### Dataset records

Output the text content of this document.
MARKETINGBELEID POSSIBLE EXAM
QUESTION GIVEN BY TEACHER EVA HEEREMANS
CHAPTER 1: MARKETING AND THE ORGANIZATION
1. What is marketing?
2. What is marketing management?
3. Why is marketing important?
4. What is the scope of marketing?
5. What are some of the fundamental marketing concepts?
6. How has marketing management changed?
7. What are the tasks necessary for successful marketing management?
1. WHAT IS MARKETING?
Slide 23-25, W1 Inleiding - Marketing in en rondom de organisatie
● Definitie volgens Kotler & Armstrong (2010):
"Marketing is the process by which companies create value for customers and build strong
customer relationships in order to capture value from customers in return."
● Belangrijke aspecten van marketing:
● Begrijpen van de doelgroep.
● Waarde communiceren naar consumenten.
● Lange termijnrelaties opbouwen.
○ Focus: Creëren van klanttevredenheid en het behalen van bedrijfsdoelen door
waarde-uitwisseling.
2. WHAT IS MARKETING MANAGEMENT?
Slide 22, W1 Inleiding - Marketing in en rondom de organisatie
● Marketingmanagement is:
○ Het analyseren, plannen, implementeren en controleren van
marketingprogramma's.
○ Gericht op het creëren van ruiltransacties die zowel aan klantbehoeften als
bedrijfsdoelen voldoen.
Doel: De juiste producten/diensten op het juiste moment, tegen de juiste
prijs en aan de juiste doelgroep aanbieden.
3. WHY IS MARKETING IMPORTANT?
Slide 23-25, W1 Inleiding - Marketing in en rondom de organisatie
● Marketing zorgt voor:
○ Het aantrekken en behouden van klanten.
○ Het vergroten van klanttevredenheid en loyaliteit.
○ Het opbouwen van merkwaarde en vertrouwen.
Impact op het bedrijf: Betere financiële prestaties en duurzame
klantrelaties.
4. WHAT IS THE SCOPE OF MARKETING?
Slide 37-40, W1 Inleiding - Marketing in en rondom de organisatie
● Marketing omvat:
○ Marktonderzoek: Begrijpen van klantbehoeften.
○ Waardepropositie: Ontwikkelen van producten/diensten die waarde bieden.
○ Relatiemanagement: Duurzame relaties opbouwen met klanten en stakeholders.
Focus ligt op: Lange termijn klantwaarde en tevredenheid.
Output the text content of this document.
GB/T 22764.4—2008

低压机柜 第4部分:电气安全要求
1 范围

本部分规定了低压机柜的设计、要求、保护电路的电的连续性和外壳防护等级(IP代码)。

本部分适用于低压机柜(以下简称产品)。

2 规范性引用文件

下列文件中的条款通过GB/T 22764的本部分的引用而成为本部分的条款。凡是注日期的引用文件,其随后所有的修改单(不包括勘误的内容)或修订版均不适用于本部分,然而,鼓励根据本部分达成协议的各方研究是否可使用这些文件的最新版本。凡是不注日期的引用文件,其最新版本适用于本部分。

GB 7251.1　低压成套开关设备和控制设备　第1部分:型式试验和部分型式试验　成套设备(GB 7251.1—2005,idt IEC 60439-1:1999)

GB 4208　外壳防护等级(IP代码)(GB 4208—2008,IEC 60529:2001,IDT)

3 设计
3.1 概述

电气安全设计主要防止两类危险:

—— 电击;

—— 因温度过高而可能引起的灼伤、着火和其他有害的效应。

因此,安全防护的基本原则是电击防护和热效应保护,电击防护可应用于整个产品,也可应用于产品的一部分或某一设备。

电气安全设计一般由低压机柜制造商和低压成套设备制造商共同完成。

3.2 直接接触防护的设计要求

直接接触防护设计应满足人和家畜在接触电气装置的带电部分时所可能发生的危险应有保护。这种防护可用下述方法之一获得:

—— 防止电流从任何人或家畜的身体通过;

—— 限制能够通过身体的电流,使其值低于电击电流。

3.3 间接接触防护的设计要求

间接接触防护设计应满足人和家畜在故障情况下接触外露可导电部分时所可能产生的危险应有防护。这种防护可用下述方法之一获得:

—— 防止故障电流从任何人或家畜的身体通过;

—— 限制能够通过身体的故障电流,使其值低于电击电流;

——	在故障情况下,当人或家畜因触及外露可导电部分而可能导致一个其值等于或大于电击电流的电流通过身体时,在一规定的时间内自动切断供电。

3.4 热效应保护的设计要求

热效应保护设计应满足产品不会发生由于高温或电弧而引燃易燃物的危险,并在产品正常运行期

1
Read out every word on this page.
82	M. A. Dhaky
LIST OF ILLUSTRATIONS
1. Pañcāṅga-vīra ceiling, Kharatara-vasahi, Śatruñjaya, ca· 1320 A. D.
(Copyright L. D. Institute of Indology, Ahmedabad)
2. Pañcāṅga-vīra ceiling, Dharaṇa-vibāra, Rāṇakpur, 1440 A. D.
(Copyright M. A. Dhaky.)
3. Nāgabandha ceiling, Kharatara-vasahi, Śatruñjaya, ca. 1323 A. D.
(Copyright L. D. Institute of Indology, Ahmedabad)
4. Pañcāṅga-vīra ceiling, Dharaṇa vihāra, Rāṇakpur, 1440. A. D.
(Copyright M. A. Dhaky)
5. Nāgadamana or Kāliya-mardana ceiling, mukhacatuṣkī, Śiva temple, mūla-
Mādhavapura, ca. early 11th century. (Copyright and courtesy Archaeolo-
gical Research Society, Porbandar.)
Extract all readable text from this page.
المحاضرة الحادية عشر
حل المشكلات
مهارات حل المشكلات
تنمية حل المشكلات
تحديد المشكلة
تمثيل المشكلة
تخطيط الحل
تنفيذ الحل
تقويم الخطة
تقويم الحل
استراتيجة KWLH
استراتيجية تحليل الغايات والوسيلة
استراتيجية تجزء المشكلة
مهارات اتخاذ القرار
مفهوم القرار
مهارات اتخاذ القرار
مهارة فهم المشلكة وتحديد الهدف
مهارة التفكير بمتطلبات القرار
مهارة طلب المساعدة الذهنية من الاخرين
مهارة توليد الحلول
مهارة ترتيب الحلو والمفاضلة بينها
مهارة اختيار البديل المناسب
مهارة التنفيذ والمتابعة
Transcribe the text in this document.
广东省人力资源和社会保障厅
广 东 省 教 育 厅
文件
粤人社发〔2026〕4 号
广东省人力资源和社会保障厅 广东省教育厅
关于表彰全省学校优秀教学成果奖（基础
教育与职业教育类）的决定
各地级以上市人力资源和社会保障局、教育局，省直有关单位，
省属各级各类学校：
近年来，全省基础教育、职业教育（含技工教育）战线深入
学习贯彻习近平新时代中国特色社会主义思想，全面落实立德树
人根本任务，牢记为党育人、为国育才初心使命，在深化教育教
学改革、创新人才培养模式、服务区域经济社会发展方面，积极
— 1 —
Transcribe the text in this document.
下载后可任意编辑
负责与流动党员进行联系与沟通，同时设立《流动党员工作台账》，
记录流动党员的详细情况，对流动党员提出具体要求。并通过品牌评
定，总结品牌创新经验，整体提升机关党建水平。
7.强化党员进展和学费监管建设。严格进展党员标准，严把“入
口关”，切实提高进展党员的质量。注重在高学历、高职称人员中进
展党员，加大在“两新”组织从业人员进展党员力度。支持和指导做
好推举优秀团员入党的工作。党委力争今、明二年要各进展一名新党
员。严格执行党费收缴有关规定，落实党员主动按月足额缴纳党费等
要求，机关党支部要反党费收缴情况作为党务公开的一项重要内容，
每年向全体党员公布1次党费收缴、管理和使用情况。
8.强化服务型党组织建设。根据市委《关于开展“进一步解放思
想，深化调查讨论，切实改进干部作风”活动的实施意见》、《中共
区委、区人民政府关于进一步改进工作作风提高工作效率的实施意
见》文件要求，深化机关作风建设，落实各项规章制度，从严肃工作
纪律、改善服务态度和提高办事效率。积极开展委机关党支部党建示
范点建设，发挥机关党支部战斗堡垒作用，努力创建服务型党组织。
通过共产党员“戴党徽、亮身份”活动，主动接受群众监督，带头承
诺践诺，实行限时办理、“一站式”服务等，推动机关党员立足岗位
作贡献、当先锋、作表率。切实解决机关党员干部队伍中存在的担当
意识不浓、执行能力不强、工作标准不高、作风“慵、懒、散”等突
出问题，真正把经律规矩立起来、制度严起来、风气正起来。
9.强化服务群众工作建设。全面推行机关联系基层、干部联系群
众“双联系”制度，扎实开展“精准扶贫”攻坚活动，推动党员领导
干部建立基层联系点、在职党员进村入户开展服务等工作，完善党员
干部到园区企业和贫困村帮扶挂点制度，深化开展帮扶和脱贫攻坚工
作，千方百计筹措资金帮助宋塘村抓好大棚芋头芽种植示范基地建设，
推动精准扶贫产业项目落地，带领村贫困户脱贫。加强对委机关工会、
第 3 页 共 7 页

######

**Aim of the task:**
Pull every line containing the word "المشكلات" out of the material and copy it.

**Correct response:**
حل المشكلات
مهارات حل المشكلات
تنمية حل المشكلات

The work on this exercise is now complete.